● **Exercise a**
Copy the passage from the quantum chips article word for word, starting with "Researchers from the" and going on through "fast quantum computers.".

Quantum chips advance

By Eric Smalley, Technology Research News

Today's rudimentary quantum computer prototypes come in many unusual forms, including laser beams, liquids and sets of single atoms.

Many researchers, however, are trying to make quantum computers that look more like their electronic predecessors. A promising avenue is superconducting circuits, and several research teams have used the technology to form the particle-based qubits that quantum computers use to manipulate the 1s and 0s of computing.

Researchers from the Institute of Physical and Chemical Research (Riken) in Japan and the State University of New York at Stony Brook have entangled a pair of electronic qubits in an integrated circuit. The work is a milestone on the road to chip-based, mind-bogglingly fast quantum computers.

The device "is the first solid-state electronic circuit that is capable of creating entanglement, the most important property required for an efficient quantum computer," said Jaw-Shen Tsai, a research fellow at NEC Fundamental Research Laboratories in Japan and head of the Macroscopic Quantum Coherence Laboratory at Riken.

Entanglement is a weird quantum phenomenon in which two or more particles like atoms or electrons become linked, changing in lockstep regardless of the distance between them. This property is key to the immense power of quantum computing because it allows a quantum computer to check every possible answer to a problem at once.

Classical computers, in contrast, must check each possible answer one at a time. A full-scale quantum computer could solve problems like cracking strong encryption codes that are beyond the reach of even the most powerful possible classical computers.

Quantum computers use opposite states of a particle to represent the 1s and 0s of digital information. An electron, for example, can spin in one of two directions, up or down, similar to a top spinning clockwise or counterclockwise.

Box coordinate listings
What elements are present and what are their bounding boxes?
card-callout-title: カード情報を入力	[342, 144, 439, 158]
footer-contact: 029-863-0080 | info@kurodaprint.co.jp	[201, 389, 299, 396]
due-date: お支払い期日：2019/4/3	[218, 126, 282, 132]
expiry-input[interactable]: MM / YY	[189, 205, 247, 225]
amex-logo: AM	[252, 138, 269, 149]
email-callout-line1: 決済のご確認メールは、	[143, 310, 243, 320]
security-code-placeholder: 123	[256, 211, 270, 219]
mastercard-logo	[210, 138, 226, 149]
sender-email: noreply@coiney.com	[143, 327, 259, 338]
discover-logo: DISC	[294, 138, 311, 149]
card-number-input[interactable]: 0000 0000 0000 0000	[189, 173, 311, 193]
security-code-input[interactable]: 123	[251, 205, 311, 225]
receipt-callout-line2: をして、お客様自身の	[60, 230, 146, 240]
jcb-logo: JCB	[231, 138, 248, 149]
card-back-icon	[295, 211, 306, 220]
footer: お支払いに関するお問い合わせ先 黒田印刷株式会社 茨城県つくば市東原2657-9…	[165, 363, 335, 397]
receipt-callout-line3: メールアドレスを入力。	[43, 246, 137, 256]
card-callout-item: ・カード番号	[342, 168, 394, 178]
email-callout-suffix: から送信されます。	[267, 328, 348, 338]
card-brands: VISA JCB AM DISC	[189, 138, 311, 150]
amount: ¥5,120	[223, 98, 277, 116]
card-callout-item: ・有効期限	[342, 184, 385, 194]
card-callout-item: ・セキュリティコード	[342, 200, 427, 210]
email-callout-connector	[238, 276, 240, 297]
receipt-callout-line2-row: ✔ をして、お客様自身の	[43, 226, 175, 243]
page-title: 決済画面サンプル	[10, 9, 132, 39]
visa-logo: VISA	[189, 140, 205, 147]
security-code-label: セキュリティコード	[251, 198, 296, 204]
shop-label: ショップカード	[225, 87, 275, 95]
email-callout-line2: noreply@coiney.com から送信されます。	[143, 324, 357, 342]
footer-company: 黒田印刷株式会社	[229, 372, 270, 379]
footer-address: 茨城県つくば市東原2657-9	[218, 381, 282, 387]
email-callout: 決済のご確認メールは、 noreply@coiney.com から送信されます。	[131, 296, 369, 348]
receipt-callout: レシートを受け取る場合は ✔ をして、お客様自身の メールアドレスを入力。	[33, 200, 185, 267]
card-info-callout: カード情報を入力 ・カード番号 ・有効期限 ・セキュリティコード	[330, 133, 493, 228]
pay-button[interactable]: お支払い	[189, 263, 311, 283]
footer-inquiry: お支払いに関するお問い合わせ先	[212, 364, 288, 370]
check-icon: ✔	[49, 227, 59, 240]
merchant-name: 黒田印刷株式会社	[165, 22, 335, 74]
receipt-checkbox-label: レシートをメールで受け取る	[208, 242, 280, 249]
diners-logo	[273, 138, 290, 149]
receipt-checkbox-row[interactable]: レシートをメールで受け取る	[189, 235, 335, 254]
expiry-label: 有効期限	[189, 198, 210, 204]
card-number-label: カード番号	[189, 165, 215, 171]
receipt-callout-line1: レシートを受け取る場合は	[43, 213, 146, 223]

● **Exercise b**
Repeat the lines of the entries exactly, from the start of the entries through the line that contains "138, 226, 149]".

● **Exercise response a**
Researchers from the Institute of Physical and Chemical Research (Riken) in Japan and the State University of New York at Stony Brook have entangled a pair of electronic qubits in an integrated circuit. The work is a milestone on the road to chip-based, mind-bogglingly fast quantum computers.

● **Exercise response b**
What elements are present and what are their bounding boxes?
card-callout-title: カード情報を入力	[342, 144, 439, 158]
footer-contact: 029-863-0080 | info@kurodaprint.co.jp	[201, 389, 299, 396]
due-date: お支払い期日：2019/4/3	[218, 126, 282, 132]
expiry-input[interactable]: MM / YY	[189, 205, 247, 225]
amex-logo: AM	[252, 138, 269, 149]
email-callout-line1: 決済のご確認メールは、	[143, 310, 243, 320]
security-code-placeholder: 123	[256, 211, 270, 219]
mastercard-logo	[210, 138, 226, 149]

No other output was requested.